**To do**
Look through the data below. Show each line where the string "或根据用户要求任定" occurs.

**Given data**
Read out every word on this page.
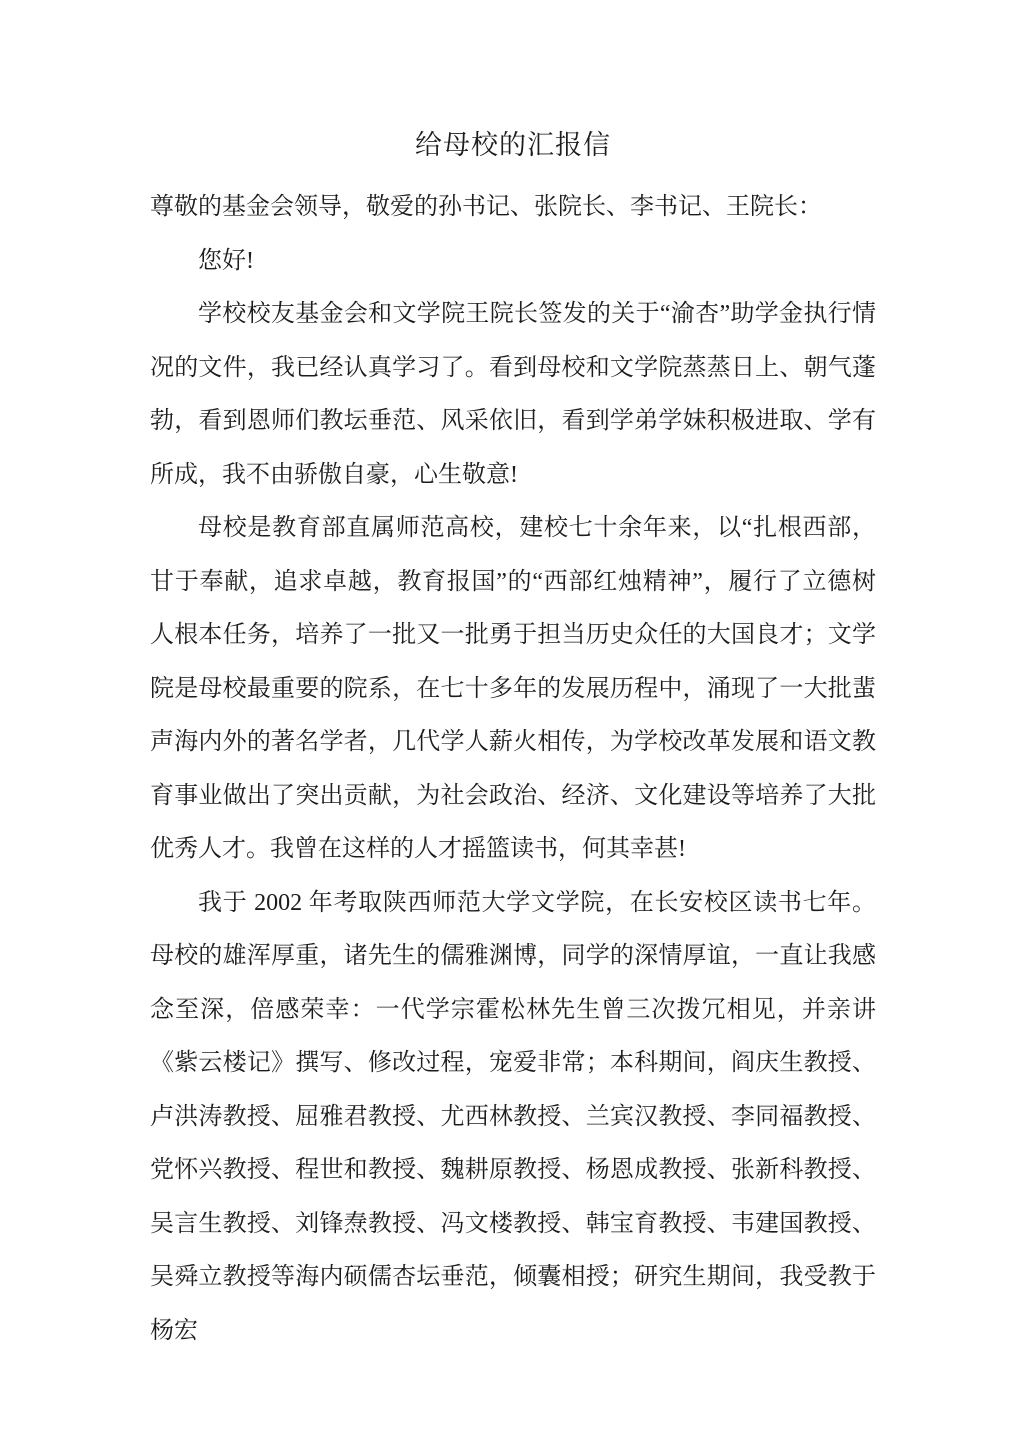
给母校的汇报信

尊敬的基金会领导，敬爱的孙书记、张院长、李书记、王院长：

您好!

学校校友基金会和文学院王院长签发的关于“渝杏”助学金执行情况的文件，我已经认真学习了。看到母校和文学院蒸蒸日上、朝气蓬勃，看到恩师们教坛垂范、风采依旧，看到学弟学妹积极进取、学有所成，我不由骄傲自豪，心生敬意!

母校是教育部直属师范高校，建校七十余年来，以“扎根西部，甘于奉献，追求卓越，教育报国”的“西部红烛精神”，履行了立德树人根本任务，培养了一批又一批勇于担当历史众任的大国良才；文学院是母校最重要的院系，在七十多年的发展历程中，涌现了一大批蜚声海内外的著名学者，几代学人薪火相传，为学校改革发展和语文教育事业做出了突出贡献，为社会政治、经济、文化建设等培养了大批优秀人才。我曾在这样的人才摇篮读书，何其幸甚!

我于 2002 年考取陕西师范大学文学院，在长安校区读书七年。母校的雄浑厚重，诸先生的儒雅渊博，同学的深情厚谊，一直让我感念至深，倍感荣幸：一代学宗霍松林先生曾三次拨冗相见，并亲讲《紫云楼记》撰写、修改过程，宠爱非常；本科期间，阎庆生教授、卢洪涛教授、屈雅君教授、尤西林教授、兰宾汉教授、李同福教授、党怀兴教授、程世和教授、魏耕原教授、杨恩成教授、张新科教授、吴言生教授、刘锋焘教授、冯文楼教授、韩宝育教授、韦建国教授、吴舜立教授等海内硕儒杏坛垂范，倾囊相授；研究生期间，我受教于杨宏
==
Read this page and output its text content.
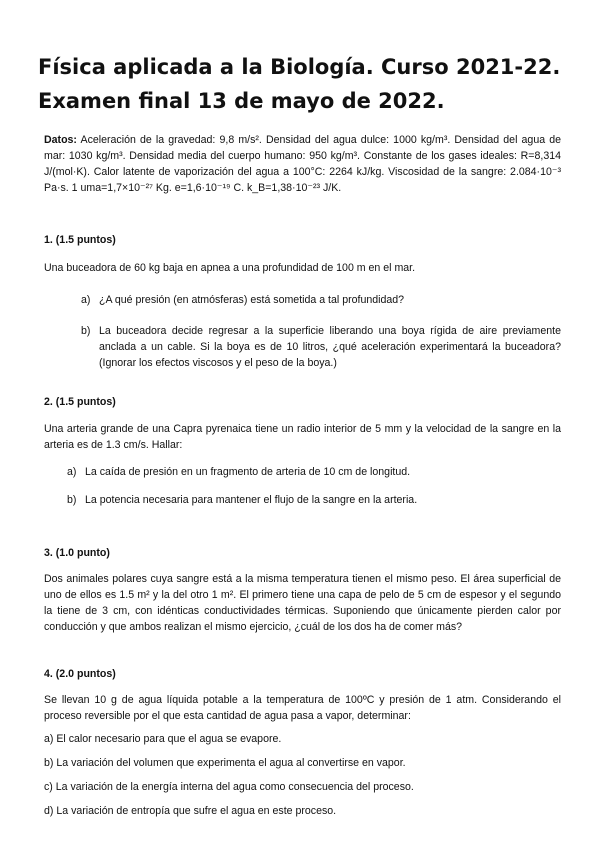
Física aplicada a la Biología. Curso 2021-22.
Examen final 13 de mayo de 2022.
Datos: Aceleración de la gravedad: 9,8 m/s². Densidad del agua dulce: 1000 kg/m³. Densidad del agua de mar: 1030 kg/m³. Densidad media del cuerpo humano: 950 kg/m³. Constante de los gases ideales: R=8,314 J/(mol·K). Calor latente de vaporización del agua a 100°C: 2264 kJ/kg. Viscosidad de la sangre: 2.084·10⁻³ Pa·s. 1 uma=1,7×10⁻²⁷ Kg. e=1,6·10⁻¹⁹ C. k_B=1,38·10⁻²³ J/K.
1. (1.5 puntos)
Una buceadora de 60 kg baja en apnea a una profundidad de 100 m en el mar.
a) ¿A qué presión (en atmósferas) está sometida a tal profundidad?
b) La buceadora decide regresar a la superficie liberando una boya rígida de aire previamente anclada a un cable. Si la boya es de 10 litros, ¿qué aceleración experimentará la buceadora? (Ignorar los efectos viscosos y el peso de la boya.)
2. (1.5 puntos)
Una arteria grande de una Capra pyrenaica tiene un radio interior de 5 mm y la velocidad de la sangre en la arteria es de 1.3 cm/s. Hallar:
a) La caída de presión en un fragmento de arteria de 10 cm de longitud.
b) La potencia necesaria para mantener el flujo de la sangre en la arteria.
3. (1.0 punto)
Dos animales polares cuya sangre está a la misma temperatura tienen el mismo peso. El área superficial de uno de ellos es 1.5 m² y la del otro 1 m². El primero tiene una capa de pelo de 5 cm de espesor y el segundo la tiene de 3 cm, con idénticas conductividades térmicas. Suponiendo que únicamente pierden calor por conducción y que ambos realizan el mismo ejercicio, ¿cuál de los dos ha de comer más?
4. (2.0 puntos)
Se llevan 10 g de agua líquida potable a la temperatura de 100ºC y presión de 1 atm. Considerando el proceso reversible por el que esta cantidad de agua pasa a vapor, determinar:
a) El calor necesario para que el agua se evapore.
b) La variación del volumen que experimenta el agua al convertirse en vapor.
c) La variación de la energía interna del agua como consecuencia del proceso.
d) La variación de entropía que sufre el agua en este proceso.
==
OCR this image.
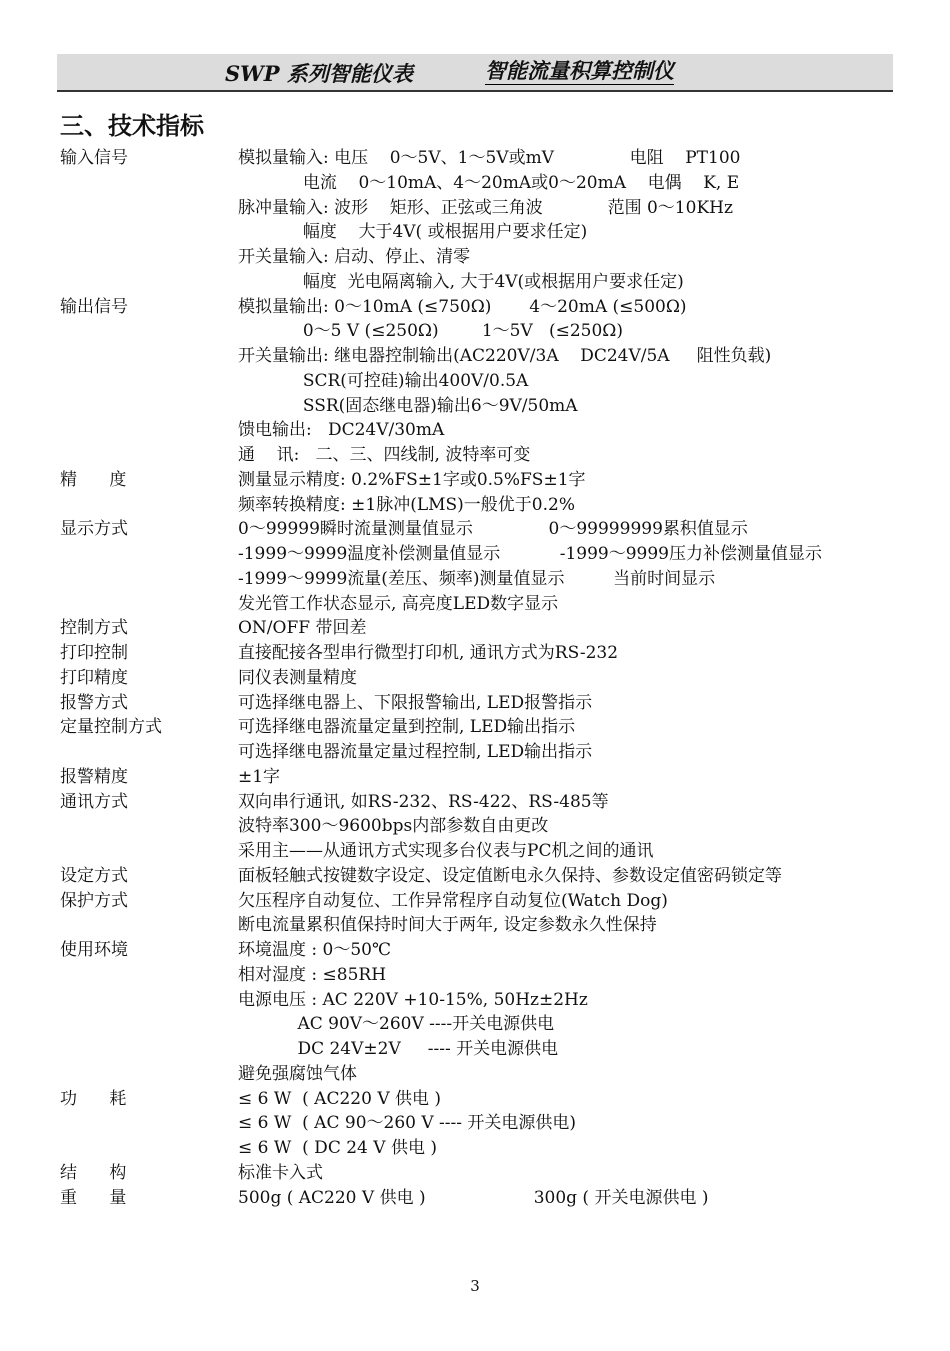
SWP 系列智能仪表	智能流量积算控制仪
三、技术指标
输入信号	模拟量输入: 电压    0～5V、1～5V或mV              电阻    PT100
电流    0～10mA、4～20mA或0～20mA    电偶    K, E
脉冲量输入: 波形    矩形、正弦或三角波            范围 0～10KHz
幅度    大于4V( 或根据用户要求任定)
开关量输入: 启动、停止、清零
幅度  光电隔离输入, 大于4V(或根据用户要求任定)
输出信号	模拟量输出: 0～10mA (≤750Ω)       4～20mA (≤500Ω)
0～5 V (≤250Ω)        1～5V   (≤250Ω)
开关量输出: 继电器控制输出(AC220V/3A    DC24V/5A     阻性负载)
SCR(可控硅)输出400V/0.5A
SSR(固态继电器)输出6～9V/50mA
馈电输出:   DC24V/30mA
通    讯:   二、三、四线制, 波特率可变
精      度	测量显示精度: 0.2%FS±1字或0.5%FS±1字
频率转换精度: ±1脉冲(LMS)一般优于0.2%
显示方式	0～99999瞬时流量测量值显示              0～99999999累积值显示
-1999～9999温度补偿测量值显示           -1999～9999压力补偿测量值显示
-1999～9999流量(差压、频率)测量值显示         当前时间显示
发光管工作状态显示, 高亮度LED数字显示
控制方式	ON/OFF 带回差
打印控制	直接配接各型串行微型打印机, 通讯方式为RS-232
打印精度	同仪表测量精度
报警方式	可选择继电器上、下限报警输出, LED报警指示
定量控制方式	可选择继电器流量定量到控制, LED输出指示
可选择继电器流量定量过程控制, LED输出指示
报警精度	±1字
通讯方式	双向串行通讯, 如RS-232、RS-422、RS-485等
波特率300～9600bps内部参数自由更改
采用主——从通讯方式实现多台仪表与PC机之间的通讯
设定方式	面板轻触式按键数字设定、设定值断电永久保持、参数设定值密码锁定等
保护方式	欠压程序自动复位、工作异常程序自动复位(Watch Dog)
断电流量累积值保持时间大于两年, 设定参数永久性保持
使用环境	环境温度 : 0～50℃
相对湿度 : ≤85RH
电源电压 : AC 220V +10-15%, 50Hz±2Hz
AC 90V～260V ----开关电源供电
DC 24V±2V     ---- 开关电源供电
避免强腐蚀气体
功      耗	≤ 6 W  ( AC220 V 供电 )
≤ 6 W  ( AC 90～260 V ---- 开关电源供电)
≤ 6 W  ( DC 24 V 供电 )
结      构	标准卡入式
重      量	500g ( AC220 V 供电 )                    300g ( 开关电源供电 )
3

**Correct output**
幅度    大于4V( 或根据用户要求任定)
幅度  光电隔离输入, 大于4V(或根据用户要求任定)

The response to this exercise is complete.